» **What needs to be done**
Select, from the material below, each line with "series" in it.

Chart and figure data:
☆ ☆ ☆ ☆
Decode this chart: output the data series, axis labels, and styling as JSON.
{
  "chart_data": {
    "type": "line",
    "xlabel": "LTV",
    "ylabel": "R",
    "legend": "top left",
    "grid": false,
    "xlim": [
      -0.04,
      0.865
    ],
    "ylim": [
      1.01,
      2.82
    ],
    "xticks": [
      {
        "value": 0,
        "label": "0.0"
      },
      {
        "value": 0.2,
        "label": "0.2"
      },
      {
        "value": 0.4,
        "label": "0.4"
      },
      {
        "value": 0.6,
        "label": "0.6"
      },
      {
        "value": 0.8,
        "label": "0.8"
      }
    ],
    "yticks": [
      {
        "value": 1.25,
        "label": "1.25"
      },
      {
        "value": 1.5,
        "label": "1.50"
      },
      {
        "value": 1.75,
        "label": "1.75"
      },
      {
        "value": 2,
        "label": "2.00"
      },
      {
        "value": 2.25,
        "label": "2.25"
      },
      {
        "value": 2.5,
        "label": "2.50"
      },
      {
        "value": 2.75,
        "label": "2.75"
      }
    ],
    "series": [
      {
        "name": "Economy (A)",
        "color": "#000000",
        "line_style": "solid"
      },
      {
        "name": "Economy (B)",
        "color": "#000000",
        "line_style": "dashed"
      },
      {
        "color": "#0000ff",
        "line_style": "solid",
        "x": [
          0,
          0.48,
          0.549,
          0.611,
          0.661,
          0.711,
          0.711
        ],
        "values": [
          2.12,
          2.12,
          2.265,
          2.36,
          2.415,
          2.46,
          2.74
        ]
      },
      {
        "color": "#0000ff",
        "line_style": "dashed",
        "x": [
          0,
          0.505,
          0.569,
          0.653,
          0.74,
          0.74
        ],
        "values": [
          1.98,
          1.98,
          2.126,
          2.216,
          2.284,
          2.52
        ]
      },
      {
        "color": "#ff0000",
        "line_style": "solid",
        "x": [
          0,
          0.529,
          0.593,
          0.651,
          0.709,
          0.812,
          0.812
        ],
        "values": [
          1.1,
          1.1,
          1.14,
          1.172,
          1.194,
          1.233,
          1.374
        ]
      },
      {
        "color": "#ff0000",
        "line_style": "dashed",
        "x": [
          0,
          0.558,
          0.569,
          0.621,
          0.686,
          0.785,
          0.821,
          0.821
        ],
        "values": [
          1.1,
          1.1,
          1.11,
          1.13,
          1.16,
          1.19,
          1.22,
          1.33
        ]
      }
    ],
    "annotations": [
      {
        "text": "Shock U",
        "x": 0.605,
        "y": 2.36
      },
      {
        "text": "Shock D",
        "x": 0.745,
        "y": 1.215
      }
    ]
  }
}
☆ ☆ ☆ ☆
» **Written reply**
Decode this chart: output the data series, axis labels, and styling as JSON.
    "series": [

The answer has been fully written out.